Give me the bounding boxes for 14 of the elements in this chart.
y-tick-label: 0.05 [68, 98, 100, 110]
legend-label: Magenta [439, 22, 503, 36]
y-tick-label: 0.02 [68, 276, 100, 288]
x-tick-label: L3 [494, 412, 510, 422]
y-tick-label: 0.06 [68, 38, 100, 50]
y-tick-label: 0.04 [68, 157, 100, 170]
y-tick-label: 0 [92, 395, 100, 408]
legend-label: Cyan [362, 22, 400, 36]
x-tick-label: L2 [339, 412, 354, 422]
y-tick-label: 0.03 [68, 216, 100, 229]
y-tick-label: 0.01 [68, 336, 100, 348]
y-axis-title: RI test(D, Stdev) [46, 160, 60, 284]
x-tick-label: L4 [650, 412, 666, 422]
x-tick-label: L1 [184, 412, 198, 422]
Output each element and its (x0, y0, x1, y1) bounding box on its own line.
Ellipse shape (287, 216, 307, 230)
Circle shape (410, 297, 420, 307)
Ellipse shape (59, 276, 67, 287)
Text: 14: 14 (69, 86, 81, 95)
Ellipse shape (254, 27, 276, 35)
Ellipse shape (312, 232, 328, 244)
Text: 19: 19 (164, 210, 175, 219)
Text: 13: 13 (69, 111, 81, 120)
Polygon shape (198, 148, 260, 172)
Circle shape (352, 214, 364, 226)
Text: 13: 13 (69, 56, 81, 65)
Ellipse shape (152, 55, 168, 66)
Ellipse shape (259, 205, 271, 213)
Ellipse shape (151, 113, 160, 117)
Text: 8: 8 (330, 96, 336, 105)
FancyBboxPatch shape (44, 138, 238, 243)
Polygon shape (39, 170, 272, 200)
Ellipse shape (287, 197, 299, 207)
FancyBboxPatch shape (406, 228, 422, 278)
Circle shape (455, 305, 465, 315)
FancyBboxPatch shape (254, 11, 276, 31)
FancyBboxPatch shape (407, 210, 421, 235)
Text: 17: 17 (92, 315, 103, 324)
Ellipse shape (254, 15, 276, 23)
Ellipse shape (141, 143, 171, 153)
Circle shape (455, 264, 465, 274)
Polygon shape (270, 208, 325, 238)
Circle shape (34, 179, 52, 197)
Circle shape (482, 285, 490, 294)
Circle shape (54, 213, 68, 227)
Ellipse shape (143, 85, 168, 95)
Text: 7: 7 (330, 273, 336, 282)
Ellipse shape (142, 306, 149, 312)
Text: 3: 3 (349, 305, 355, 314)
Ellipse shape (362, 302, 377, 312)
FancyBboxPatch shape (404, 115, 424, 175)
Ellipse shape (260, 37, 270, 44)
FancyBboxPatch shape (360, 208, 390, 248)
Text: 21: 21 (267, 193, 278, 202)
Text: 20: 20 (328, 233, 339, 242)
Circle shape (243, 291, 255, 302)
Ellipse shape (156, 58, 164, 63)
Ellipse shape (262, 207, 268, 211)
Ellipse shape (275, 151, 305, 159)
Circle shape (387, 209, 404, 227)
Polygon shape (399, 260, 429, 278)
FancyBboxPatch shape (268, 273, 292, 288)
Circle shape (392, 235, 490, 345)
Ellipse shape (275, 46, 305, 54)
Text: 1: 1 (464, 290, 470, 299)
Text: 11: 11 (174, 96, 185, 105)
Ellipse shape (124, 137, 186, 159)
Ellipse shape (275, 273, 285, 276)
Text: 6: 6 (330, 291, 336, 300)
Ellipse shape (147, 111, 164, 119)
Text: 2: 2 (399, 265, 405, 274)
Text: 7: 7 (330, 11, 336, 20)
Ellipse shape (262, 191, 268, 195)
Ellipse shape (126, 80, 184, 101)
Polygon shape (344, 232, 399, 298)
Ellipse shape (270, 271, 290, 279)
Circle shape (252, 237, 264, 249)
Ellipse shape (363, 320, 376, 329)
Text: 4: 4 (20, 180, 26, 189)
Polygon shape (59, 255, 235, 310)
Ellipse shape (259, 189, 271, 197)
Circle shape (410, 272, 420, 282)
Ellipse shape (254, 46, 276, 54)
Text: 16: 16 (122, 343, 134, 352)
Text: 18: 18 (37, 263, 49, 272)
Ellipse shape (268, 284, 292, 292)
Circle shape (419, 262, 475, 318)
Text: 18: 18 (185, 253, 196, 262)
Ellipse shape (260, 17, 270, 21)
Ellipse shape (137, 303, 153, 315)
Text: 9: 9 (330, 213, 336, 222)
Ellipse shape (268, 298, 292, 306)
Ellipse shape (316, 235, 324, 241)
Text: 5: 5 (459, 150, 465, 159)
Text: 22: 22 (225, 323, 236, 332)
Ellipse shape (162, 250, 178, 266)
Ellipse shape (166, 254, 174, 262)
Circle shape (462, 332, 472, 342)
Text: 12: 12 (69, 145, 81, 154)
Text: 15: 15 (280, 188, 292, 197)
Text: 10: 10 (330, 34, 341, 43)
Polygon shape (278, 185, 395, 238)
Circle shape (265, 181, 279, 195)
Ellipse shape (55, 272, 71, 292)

PROBLEM REQUIREMENTS >> Can you recast every row above as a numbered list, leaving out any blank lines?

RESPONSE >>
1. Give me the bounding boxes for 14 of the elements in this chart.
2. y-tick-label: 0.05 [68, 98, 100, 110]
3. legend-label: Magenta [439, 22, 503, 36]
4. y-tick-label: 0.02 [68, 276, 100, 288]
5. x-tick-label: L3 [494, 412, 510, 422]
6. y-tick-label: 0.06 [68, 38, 100, 50]
7. y-tick-label: 0.04 [68, 157, 100, 170]
8. y-tick-label: 0 [92, 395, 100, 408]
9. legend-label: Cyan [362, 22, 400, 36]
10. x-tick-label: L2 [339, 412, 354, 422]
11. y-tick-label: 0.03 [68, 216, 100, 229]
12. y-tick-label: 0.01 [68, 336, 100, 348]
13. y-axis-title: RI test(D, Stdev) [46, 160, 60, 284]
14. x-tick-label: L4 [650, 412, 666, 422]
15. x-tick-label: L1 [184, 412, 198, 422]
16. Output each element and its (x0, y0, x1, y1) bounding box on its own line.
17. Ellipse shape (287, 216, 307, 230)
18. Circle shape (410, 297, 420, 307)
19. Ellipse shape (59, 276, 67, 287)
20. Text: 14: 14 (69, 86, 81, 95)
21. Ellipse shape (254, 27, 276, 35)
22. Ellipse shape (312, 232, 328, 244)
23. Text: 19: 19 (164, 210, 175, 219)
24. Text: 13: 13 (69, 111, 81, 120)
25. Polygon shape (198, 148, 260, 172)
26. Circle shape (352, 214, 364, 226)
27. Text: 13: 13 (69, 56, 81, 65)
28. Ellipse shape (152, 55, 168, 66)
29. Ellipse shape (259, 205, 271, 213)
30. Ellipse shape (151, 113, 160, 117)
31. Text: 8: 8 (330, 96, 336, 105)
32. FancyBboxPatch shape (44, 138, 238, 243)
33. Polygon shape (39, 170, 272, 200)
34. Ellipse shape (287, 197, 299, 207)
35. FancyBboxPatch shape (406, 228, 422, 278)
36. Circle shape (455, 305, 465, 315)
37. FancyBboxPatch shape (254, 11, 276, 31)
38. FancyBboxPatch shape (407, 210, 421, 235)
39. Text: 17: 17 (92, 315, 103, 324)
40. Ellipse shape (254, 15, 276, 23)
41. Ellipse shape (141, 143, 171, 153)
42. Circle shape (455, 264, 465, 274)
43. Polygon shape (270, 208, 325, 238)
44. Circle shape (34, 179, 52, 197)
45. Circle shape (482, 285, 490, 294)
46. Circle shape (54, 213, 68, 227)
47. Ellipse shape (143, 85, 168, 95)
48. Text: 7: 7 (330, 273, 336, 282)
49. Ellipse shape (142, 306, 149, 312)
50. Text: 3: 3 (349, 305, 355, 314)
51. Ellipse shape (362, 302, 377, 312)
52. FancyBboxPatch shape (404, 115, 424, 175)
53. Ellipse shape (260, 37, 270, 44)
54. FancyBboxPatch shape (360, 208, 390, 248)
55. Text: 21: 21 (267, 193, 278, 202)
56. Text: 20: 20 (328, 233, 339, 242)
57. Circle shape (243, 291, 255, 302)
58. Ellipse shape (156, 58, 164, 63)
59. Ellipse shape (262, 207, 268, 211)
60. Ellipse shape (275, 151, 305, 159)
61. Circle shape (387, 209, 404, 227)
62. Polygon shape (399, 260, 429, 278)
63. FancyBboxPatch shape (268, 273, 292, 288)
64. Circle shape (392, 235, 490, 345)
65. Ellipse shape (275, 46, 305, 54)
66. Text: 1: 1 (464, 290, 470, 299)
67. Text: 11: 11 (174, 96, 185, 105)
68. Ellipse shape (124, 137, 186, 159)
69. Ellipse shape (275, 273, 285, 276)
70. Text: 6: 6 (330, 291, 336, 300)
71. Ellipse shape (147, 111, 164, 119)
72. Text: 2: 2 (399, 265, 405, 274)
73. Text: 7: 7 (330, 11, 336, 20)
74. Ellipse shape (262, 191, 268, 195)
75. Ellipse shape (126, 80, 184, 101)
76. Polygon shape (344, 232, 399, 298)
77. Ellipse shape (270, 271, 290, 279)
78. Circle shape (252, 237, 264, 249)
79. Ellipse shape (363, 320, 376, 329)
80. Text: 4: 4 (20, 180, 26, 189)
81. Polygon shape (59, 255, 235, 310)
82. Ellipse shape (259, 189, 271, 197)
83. Circle shape (410, 272, 420, 282)
84. Ellipse shape (254, 46, 276, 54)
85. Text: 16: 16 (122, 343, 134, 352)
86. Text: 18: 18 (37, 263, 49, 272)
87. Ellipse shape (268, 284, 292, 292)
88. Circle shape (419, 262, 475, 318)
89. Text: 18: 18 (185, 253, 196, 262)
90. Ellipse shape (260, 17, 270, 21)
91. Ellipse shape (137, 303, 153, 315)
92. Text: 9: 9 (330, 213, 336, 222)
93. Ellipse shape (268, 298, 292, 306)
94. Ellipse shape (316, 235, 324, 241)
95. Text: 5: 5 (459, 150, 465, 159)
96. Text: 22: 22 (225, 323, 236, 332)
97. Ellipse shape (162, 250, 178, 266)
98. Ellipse shape (166, 254, 174, 262)
99. Circle shape (462, 332, 472, 342)
100. Text: 12: 12 (69, 145, 81, 154)
101. Text: 15: 15 (280, 188, 292, 197)
102. Text: 10: 10 (330, 34, 341, 43)
103. Polygon shape (278, 185, 395, 238)
104. Circle shape (265, 181, 279, 195)
105. Ellipse shape (55, 272, 71, 292)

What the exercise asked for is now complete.